— EXTRACT —
How will results from this assessment impact geriatric oncology in Brazil?
That’s a very good question. There are already some centres in Brazil which are planning to use our pragmatic geriatric evaluation, one of them in the north of Brazil which is it’s the biggest oncology centre in Fortaleza in a state called Ceará. Of course, the work continues in Oncosinos and also in the Federal University.
Your interview in ecancer will help a lot to disseminate this message. This pragmatic geriatric evaluation is very important, not only to developing countries but even to more developed countries because it can be performed very fast, gives lots of pieces of information and it can be done very simply by, for instance, a trained nurse.
In the meantime we created a website called oncosenior.com in which these tests are already available, open source, to all physicians, to all medical students, to all medical workers, physiotherapists, for instance, also can perform these tests, so that it can be available and widespread to as many people as possible to enhance the treatment, for better treatment of senior cancer patients, for older cancer patients. So that’s how we are working on this aspect.
It is already in Portuguese, in English and in French and soon to be in German, Spanish and Russian also so that hopefully a patient in India or in Moscow or, I don’t know, the South of France, they can also benefit from this too.
Is there anything you’d like to add?

— PROMPT 1 —
According to the interview on geriatric oncology in Brazil, which languages is the website already available in?
— PROMPT 2 —
Retype the stretch of the interview from "In the meantime" through "like to add?".

— AVAILABLE DATA —

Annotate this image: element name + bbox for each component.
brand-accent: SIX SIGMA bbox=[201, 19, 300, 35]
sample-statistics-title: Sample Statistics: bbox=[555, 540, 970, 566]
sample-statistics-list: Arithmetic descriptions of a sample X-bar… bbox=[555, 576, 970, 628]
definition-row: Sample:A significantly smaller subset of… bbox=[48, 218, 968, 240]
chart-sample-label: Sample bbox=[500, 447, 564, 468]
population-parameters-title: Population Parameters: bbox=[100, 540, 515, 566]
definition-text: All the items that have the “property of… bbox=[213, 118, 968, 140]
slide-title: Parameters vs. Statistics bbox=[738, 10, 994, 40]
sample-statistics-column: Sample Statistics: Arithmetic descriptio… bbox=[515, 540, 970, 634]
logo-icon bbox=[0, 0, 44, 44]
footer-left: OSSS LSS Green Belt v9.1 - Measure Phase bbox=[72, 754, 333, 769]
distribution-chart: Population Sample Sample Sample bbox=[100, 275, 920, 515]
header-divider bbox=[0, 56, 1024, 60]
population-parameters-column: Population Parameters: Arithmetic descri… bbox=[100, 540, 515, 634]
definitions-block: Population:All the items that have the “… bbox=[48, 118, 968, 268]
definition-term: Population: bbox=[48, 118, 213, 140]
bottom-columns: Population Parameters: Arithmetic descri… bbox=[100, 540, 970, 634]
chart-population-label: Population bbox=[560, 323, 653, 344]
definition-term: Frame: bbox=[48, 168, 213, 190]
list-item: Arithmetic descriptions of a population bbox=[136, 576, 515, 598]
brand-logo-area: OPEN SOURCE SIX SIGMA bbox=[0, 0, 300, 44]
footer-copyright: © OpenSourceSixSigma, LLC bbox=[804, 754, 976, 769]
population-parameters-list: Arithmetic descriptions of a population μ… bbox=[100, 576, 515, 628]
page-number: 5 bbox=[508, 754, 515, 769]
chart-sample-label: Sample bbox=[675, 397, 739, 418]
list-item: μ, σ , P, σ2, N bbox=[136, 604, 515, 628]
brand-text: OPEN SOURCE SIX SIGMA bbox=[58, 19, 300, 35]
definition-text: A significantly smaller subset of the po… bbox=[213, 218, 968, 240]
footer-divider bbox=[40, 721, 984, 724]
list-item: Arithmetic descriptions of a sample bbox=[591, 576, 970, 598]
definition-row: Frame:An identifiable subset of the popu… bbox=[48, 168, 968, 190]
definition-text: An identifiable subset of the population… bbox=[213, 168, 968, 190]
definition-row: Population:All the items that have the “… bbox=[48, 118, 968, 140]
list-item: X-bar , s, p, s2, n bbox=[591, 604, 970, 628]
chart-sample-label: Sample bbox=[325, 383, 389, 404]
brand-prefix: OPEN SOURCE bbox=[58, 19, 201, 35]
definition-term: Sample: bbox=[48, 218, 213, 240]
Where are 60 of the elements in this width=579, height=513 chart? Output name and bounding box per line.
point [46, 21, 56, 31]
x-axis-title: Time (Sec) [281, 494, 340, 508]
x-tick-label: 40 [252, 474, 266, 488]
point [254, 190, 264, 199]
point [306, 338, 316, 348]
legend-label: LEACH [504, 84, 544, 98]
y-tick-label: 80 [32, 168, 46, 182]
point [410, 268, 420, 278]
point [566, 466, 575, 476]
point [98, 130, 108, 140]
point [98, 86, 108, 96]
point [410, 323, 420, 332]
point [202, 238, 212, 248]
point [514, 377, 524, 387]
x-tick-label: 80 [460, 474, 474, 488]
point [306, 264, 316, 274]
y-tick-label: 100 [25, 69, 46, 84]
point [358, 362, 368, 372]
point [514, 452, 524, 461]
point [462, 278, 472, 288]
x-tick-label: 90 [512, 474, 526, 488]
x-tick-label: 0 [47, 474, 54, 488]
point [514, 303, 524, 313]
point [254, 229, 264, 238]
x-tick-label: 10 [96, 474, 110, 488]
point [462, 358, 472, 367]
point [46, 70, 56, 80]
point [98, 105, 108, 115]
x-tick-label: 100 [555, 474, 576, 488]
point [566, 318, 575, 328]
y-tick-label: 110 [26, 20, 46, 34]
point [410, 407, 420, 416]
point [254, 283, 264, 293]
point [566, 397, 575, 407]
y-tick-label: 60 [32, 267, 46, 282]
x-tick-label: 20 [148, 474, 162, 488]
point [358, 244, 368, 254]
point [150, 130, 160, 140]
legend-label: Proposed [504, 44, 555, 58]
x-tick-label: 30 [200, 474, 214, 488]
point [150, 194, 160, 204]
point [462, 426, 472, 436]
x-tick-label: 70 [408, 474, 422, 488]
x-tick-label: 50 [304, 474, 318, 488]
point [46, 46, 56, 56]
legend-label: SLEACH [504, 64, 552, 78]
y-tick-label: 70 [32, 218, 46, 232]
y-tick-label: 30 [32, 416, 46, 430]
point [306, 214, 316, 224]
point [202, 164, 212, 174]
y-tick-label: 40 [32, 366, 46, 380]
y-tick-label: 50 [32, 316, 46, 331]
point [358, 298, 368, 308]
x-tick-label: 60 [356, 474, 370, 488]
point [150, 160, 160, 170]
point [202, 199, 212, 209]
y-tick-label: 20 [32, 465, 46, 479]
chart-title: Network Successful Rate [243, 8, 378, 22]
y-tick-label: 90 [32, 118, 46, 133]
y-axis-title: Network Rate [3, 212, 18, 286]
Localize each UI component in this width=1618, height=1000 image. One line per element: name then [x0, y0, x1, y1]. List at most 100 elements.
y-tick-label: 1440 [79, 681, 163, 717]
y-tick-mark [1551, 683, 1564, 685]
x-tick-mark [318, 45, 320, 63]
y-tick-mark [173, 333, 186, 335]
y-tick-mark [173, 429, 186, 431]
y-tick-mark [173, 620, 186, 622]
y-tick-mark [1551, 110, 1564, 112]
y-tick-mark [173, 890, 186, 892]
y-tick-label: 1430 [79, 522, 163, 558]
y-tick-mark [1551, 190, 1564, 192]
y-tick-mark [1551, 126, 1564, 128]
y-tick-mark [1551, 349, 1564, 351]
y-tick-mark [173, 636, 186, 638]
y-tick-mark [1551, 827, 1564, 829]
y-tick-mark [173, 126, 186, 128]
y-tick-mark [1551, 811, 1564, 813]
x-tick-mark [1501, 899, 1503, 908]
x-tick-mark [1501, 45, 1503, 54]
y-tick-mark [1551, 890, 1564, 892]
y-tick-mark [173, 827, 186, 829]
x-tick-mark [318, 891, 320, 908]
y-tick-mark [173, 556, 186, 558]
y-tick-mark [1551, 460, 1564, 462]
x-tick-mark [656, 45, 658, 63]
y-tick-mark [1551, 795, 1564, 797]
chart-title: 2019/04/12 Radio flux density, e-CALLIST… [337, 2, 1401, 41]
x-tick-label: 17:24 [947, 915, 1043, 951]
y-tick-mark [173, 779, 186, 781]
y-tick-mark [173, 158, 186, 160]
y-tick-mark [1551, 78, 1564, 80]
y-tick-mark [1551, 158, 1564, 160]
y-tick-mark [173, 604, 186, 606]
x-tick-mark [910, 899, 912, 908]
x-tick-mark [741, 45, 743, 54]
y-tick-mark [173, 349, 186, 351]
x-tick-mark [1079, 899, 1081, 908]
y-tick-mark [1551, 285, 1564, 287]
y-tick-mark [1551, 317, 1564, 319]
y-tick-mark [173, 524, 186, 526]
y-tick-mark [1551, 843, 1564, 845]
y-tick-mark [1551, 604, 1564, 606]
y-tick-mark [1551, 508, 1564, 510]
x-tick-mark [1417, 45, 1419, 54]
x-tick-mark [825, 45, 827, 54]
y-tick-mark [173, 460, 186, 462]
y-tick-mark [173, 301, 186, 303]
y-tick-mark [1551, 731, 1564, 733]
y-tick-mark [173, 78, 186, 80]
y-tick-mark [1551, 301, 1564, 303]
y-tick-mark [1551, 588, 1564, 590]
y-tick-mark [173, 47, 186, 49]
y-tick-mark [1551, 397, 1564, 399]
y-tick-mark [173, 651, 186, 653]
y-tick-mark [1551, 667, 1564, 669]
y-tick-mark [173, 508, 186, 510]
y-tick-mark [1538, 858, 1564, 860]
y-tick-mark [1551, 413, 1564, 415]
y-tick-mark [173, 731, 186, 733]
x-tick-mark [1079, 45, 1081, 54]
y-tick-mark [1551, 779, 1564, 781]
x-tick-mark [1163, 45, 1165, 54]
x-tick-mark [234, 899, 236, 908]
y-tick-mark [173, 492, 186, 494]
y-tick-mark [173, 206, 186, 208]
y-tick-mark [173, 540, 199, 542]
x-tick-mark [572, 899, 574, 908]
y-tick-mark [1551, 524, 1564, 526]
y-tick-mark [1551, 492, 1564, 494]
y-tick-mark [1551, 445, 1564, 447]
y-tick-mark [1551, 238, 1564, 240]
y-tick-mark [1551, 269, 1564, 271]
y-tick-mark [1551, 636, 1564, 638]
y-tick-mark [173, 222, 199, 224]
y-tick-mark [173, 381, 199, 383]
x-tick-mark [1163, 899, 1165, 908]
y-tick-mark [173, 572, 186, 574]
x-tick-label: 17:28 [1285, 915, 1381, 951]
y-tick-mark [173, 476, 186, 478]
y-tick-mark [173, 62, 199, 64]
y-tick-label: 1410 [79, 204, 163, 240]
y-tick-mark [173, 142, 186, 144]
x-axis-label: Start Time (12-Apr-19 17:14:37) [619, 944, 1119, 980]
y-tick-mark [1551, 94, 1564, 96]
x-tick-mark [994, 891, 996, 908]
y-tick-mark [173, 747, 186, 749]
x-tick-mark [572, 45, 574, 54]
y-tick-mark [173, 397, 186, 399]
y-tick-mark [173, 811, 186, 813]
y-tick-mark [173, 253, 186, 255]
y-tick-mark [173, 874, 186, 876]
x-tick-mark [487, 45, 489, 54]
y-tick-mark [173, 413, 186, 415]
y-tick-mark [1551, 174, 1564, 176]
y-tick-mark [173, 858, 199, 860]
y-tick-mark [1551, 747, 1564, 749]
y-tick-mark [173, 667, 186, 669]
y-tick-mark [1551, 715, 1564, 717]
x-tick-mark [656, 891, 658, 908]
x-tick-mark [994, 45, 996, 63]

— ANSWER AREA 1 —
Portuguese, English, and French.

— ANSWER AREA 2 —
In the meantime we created a website called oncosenior.com in which these tests are already available, open source, to all physicians, to all medical students, to all medical workers, physiotherapists, for instance, also can perform these tests, so that it can be available and widespread to as many people as possible to enhance the treatment, for better treatment of senior cancer patients, for older cancer patients. So that’s how we are working on this aspect.
It is already in Portuguese, in English and in French and soon to be in German, Spanish and Russian also so that hopefully a patient in India or in Moscow or, I don’t know, the South of France, they can also benefit from this too.
Is there anything you’d like to add?